(Data entries)
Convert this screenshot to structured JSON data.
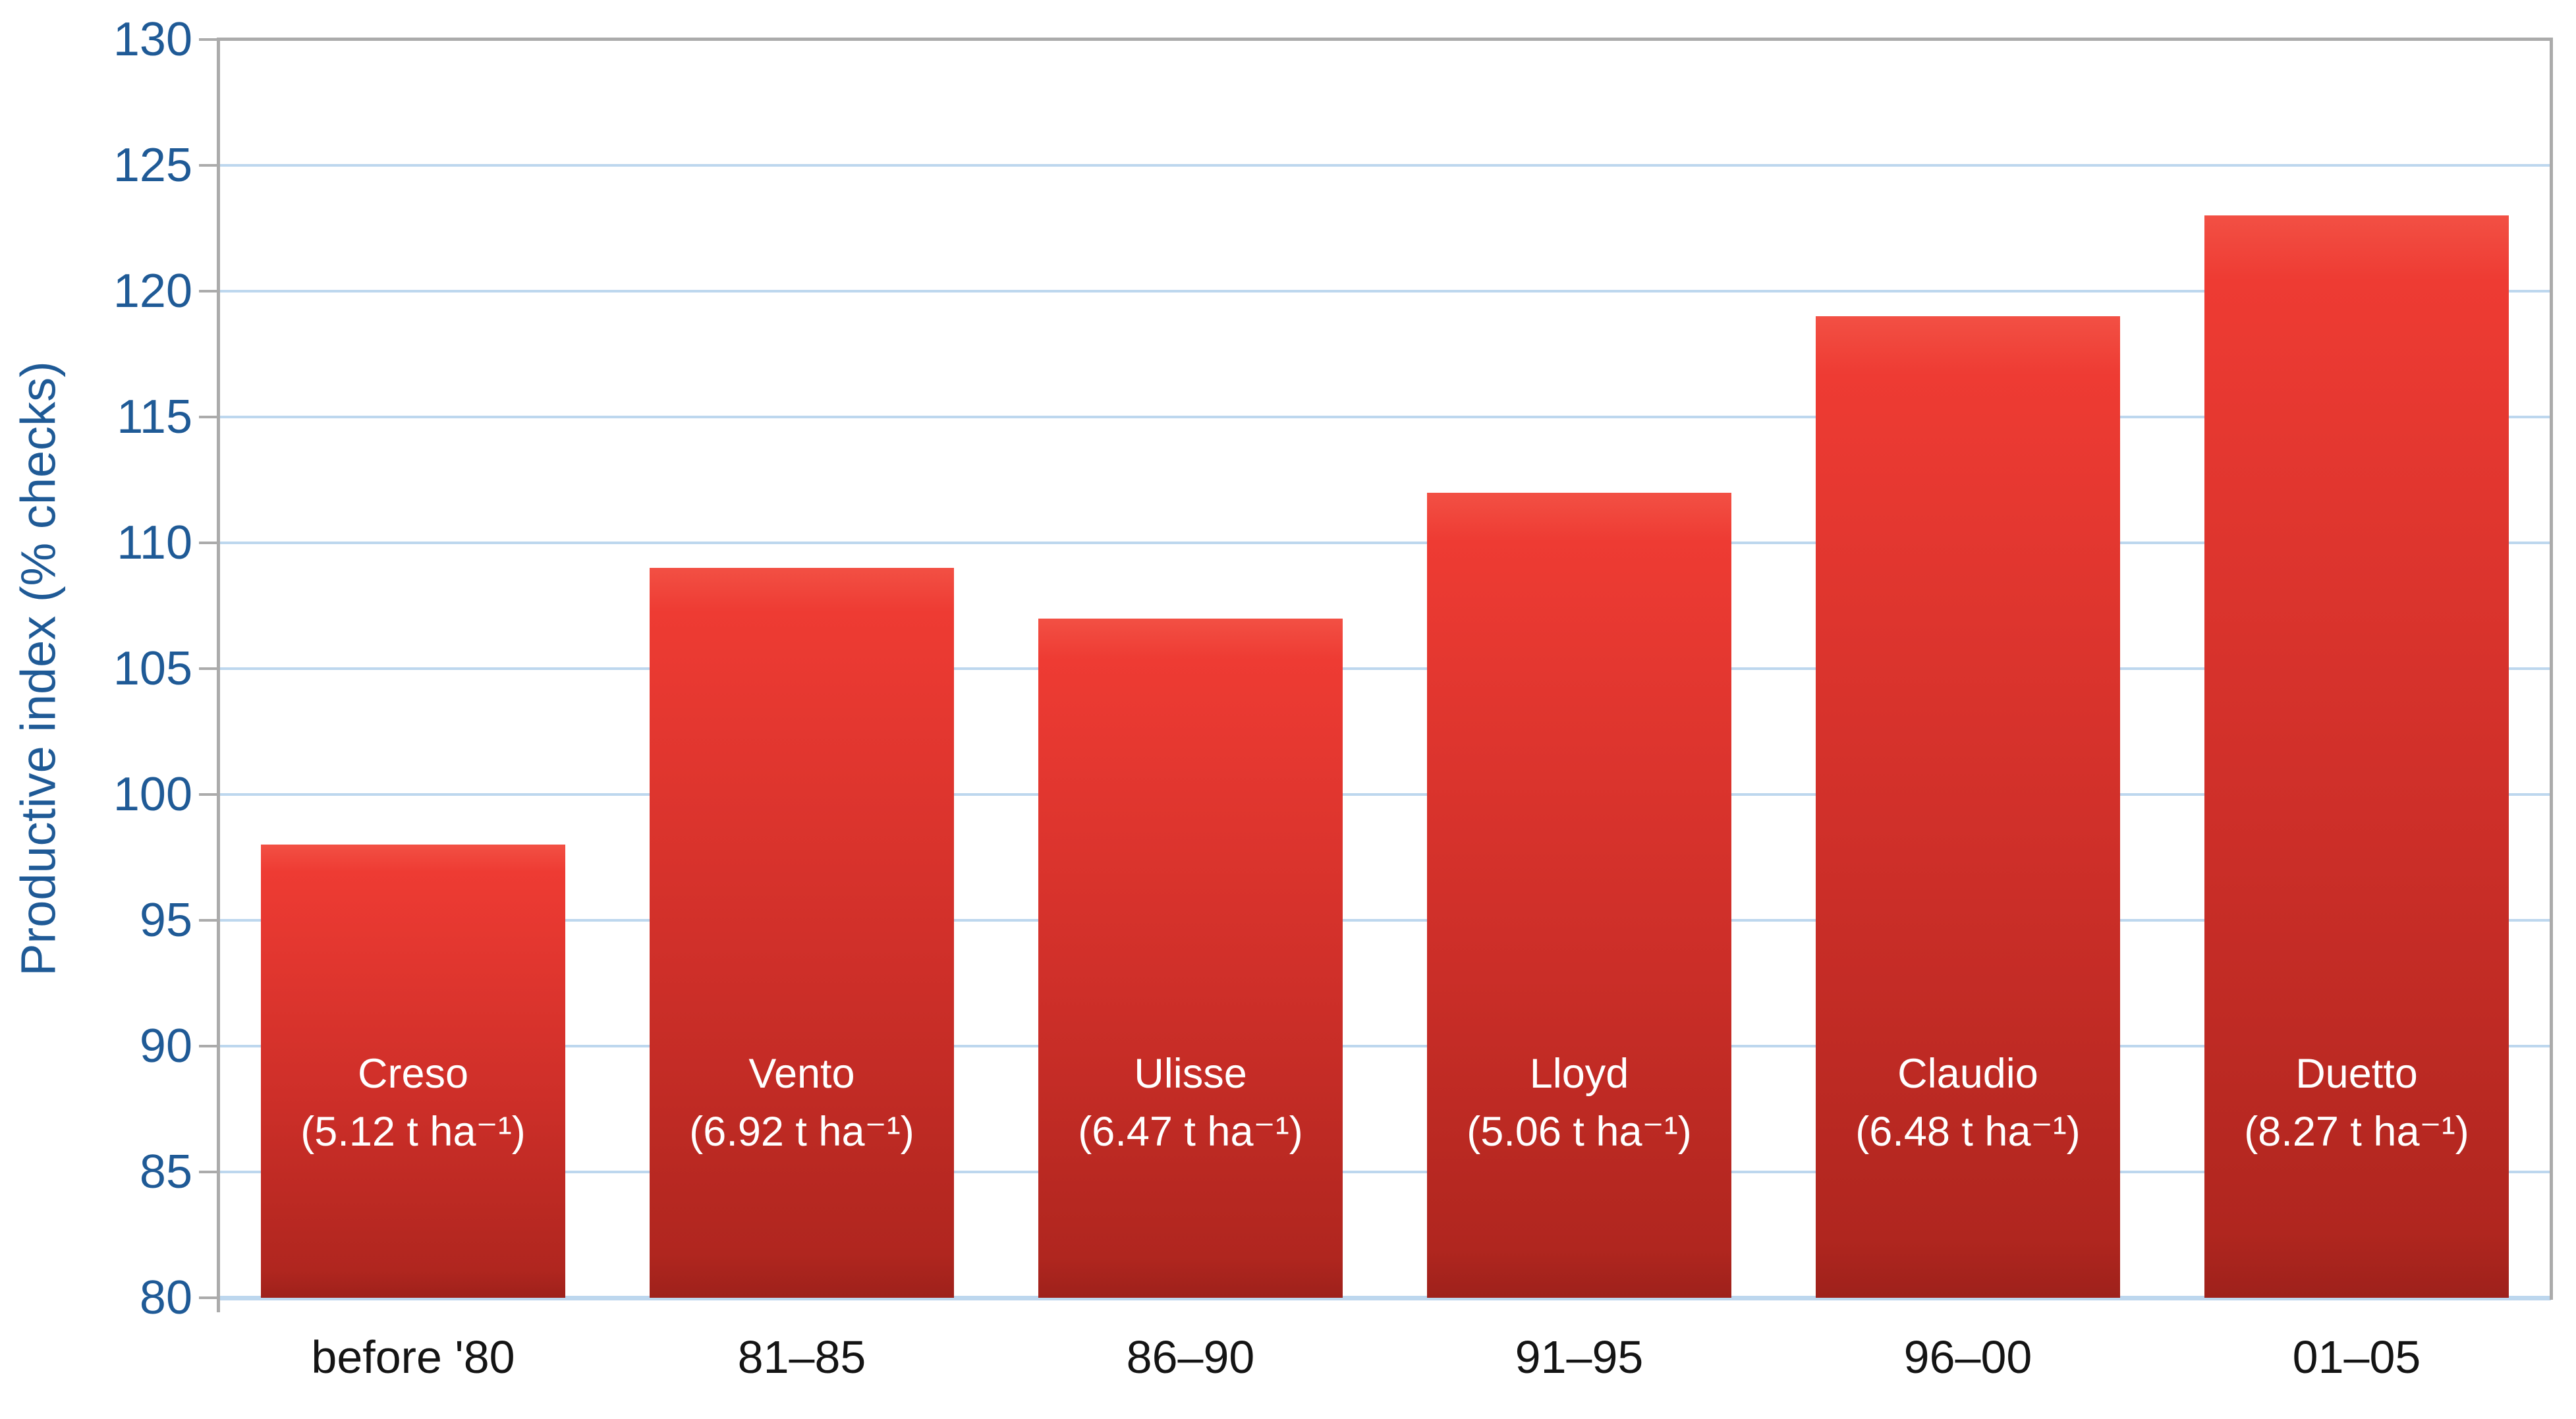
{
  "chart_data": {
    "type": "bar",
    "title": "",
    "xlabel": "",
    "ylabel": "Productive index (% checks)",
    "ylim": [
      80,
      130
    ],
    "ytick_step": 5,
    "grid": true,
    "legend_position": "none",
    "categories": [
      "before '80",
      "81–85",
      "86–90",
      "91–95",
      "96–00",
      "01–05"
    ],
    "bars": [
      {
        "category": "before '80",
        "value": 98,
        "variety": "Creso",
        "yield_label": "(5.12 t ha⁻¹)"
      },
      {
        "category": "81–85",
        "value": 109,
        "variety": "Vento",
        "yield_label": "(6.92 t ha⁻¹)"
      },
      {
        "category": "86–90",
        "value": 107,
        "variety": "Ulisse",
        "yield_label": "(6.47 t ha⁻¹)"
      },
      {
        "category": "91–95",
        "value": 112,
        "variety": "Lloyd",
        "yield_label": "(5.06 t ha⁻¹)"
      },
      {
        "category": "96–00",
        "value": 119,
        "variety": "Claudio",
        "yield_label": "(6.48 t ha⁻¹)"
      },
      {
        "category": "01–05",
        "value": 123,
        "variety": "Duetto",
        "yield_label": "(8.27 t ha⁻¹)"
      }
    ],
    "colors": {
      "bar_gradient_top_edge": "#F25044",
      "bar_gradient_top": "#EE3B33",
      "bar_gradient_mid": "#CE2F29",
      "bar_gradient_bottom": "#B0261F",
      "bar_bottom_edge": "#9E211B",
      "gridline": "#BDD7EE",
      "baseline": "#BDD7EE",
      "axis_line": "#ABABAB",
      "y_tick_label": "#1F5A96",
      "y_axis_title": "#1F5A96",
      "x_tick_label": "#141414",
      "bar_label": "#FFFFFF",
      "background": "#FFFFFF"
    }
  }
}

YOUR INSTRUCTIONS » Quote the preceding records in their entirety, excluding every picture.

WRITTEN SOLUTION »
Convert this screenshot to structured JSON data.
{
  "chart_data": {
    "type": "bar",
    "title": "",
    "xlabel": "",
    "ylabel": "Productive index (% checks)",
    "ylim": [
      80,
      130
    ],
    "ytick_step": 5,
    "grid": true,
    "legend_position": "none",
    "categories": [
      "before '80",
      "81–85",
      "86–90",
      "91–95",
      "96–00",
      "01–05"
    ],
    "bars": [
      {
        "category": "before '80",
        "value": 98,
        "variety": "Creso",
        "yield_label": "(5.12 t ha⁻¹)"
      },
      {
        "category": "81–85",
        "value": 109,
        "variety": "Vento",
        "yield_label": "(6.92 t ha⁻¹)"
      },
      {
        "category": "86–90",
        "value": 107,
        "variety": "Ulisse",
        "yield_label": "(6.47 t ha⁻¹)"
      },
      {
        "category": "91–95",
        "value": 112,
        "variety": "Lloyd",
        "yield_label": "(5.06 t ha⁻¹)"
      },
      {
        "category": "96–00",
        "value": 119,
        "variety": "Claudio",
        "yield_label": "(6.48 t ha⁻¹)"
      },
      {
        "category": "01–05",
        "value": 123,
        "variety": "Duetto",
        "yield_label": "(8.27 t ha⁻¹)"
      }
    ],
    "colors": {
      "bar_gradient_top_edge": "#F25044",
      "bar_gradient_top": "#EE3B33",
      "bar_gradient_mid": "#CE2F29",
      "bar_gradient_bottom": "#B0261F",
      "bar_bottom_edge": "#9E211B",
      "gridline": "#BDD7EE",
      "baseline": "#BDD7EE",
      "axis_line": "#ABABAB",
      "y_tick_label": "#1F5A96",
      "y_axis_title": "#1F5A96",
      "x_tick_label": "#141414",
      "bar_label": "#FFFFFF",
      "background": "#FFFFFF"
    }
  }
}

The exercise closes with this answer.